**Dataset extract:**
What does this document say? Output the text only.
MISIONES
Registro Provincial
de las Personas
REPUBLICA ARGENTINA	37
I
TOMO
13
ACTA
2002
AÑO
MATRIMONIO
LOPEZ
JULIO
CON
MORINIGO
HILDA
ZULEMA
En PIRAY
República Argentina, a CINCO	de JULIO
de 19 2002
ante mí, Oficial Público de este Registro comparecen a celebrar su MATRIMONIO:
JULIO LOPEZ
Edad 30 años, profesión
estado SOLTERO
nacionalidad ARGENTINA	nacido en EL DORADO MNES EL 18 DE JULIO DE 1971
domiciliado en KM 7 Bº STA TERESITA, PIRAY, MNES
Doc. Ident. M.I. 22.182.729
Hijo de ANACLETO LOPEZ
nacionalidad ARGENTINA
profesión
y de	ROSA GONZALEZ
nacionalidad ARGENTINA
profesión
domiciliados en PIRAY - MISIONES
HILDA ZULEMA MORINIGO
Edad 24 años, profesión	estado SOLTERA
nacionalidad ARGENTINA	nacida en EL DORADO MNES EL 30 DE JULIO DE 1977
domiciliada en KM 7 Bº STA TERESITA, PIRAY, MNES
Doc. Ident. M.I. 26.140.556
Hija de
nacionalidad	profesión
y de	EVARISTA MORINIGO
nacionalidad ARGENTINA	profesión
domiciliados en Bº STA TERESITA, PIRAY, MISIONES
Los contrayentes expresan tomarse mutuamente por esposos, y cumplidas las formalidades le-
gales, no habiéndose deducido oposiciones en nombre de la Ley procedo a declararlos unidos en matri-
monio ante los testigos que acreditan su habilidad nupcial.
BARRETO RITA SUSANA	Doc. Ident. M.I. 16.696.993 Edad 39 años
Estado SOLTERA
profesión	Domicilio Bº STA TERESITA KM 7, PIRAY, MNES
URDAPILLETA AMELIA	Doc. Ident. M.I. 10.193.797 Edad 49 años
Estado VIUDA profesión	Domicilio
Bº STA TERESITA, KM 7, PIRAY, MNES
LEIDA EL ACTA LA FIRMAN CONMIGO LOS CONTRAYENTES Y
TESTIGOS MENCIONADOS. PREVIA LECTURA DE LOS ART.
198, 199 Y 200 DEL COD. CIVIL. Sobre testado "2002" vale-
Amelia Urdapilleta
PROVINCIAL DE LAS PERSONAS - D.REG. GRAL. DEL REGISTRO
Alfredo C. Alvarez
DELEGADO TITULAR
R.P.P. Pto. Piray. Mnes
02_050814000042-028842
* * *
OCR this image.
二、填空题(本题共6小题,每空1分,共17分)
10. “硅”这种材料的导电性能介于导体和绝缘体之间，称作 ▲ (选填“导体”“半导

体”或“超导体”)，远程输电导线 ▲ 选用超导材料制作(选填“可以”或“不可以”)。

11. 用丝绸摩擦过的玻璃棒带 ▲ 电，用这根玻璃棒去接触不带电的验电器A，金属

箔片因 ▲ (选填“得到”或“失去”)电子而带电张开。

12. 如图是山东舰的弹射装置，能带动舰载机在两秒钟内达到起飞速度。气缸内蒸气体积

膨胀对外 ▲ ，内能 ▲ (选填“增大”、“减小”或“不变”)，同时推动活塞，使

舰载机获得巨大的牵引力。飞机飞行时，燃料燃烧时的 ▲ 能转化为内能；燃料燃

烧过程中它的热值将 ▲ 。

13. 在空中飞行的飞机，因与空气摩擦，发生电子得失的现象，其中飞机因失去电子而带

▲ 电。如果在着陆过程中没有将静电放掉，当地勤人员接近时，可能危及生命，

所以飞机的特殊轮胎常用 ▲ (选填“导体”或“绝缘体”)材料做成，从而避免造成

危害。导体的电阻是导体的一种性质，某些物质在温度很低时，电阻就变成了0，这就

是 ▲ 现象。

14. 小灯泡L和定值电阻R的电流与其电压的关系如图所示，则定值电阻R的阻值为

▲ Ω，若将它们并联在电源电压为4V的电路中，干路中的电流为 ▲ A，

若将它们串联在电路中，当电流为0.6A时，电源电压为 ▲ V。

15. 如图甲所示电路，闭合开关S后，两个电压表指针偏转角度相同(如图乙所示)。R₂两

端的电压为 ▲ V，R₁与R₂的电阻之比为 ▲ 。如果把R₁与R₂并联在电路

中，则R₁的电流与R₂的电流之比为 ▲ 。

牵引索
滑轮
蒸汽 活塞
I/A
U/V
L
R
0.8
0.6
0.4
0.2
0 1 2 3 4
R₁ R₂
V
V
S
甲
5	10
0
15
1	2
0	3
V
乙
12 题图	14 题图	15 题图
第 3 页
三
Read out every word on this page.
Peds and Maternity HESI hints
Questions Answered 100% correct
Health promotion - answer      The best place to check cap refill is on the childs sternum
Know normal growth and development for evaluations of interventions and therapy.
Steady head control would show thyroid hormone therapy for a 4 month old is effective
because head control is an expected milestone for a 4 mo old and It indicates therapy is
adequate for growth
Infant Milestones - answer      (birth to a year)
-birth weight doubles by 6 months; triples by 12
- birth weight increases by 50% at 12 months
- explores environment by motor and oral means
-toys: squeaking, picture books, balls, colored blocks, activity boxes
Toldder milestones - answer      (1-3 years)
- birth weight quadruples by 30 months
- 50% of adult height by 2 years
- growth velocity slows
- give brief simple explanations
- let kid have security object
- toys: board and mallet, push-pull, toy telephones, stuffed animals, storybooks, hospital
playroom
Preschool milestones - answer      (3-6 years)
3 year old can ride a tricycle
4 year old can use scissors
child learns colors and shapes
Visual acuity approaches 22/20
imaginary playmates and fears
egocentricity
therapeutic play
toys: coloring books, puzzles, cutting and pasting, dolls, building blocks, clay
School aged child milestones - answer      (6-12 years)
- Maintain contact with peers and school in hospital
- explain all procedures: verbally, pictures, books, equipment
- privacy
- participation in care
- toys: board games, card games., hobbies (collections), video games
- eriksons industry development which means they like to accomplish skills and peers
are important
--
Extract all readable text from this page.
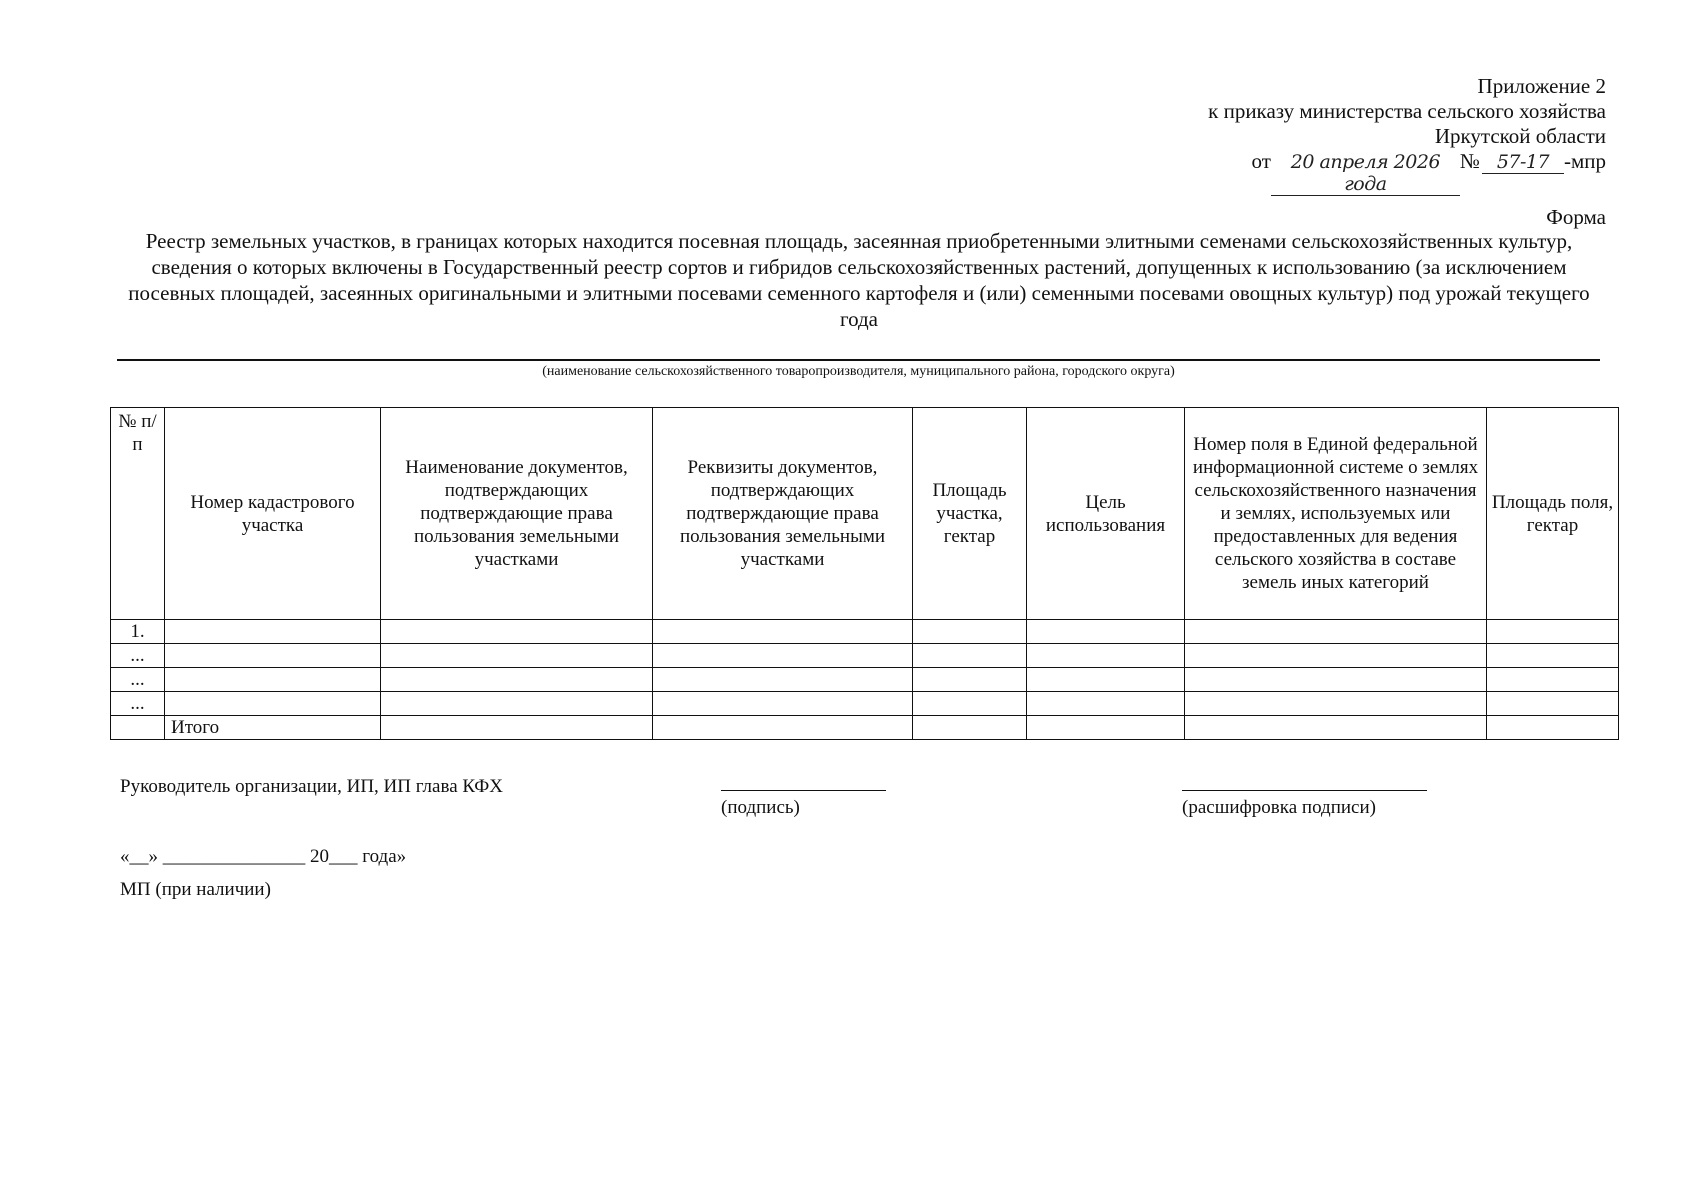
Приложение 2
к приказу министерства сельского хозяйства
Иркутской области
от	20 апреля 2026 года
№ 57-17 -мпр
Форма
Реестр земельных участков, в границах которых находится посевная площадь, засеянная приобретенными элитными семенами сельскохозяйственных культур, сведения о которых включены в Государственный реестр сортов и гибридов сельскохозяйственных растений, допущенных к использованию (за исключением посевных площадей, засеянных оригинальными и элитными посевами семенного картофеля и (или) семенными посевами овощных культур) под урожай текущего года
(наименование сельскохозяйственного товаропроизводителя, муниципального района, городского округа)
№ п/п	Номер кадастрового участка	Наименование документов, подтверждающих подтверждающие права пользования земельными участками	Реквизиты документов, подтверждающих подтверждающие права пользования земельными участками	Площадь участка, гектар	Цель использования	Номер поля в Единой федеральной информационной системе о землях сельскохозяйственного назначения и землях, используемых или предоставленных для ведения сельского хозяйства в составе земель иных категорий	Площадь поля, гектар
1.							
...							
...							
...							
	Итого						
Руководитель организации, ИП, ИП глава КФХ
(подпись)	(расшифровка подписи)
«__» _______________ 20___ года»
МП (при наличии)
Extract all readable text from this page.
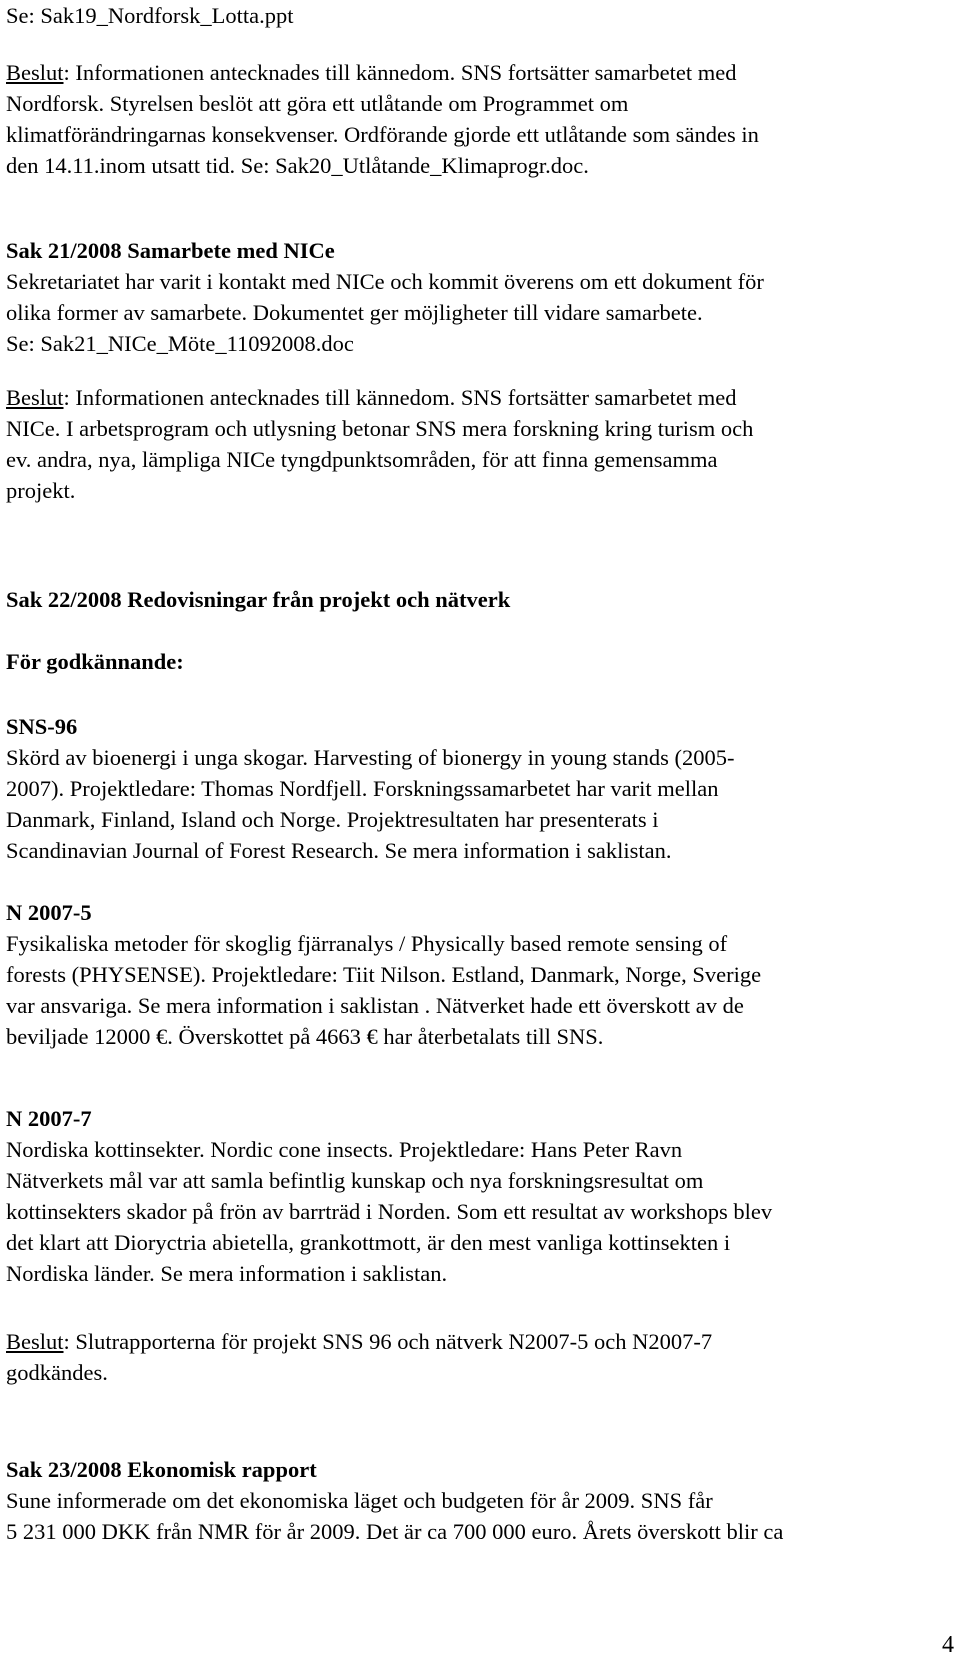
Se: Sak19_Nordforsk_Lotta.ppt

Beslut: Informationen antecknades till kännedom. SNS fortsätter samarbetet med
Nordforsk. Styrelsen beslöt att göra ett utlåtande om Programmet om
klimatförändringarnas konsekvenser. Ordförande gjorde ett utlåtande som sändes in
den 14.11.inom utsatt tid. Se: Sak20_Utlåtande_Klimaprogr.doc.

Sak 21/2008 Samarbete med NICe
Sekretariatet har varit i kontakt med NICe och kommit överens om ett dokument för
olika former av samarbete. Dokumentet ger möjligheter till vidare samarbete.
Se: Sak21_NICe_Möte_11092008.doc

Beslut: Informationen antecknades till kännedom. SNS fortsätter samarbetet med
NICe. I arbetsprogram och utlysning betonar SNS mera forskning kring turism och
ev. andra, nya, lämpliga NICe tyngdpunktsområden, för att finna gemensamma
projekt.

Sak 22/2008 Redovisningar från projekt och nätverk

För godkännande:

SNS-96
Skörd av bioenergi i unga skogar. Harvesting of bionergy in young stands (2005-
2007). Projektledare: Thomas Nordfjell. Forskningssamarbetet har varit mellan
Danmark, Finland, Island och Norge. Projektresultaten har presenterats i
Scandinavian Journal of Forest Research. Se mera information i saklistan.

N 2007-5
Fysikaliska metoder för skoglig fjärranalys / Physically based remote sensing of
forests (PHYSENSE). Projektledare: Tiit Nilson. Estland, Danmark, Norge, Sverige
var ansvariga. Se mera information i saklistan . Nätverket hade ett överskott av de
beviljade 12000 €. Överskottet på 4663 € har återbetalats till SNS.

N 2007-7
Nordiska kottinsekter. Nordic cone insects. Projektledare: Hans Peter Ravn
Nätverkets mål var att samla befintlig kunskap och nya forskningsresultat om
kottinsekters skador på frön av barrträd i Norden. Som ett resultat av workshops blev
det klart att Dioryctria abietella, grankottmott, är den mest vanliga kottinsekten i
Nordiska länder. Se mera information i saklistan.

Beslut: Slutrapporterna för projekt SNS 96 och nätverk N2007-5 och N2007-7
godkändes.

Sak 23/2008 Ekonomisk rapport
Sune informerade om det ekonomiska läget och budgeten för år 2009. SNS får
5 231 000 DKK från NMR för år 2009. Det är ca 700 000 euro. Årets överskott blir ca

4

**What the task asks:**
Select every line of the records holding the string "Projektledare".

**The response:**
2007). Projektledare: Thomas Nordfjell. Forskningssamarbetet har varit mellan
forests (PHYSENSE). Projektledare: Tiit Nilson. Estland, Danmark, Norge, Sverige
Nordiska kottinsekter. Nordic cone insects. Projektledare: Hans Peter Ravn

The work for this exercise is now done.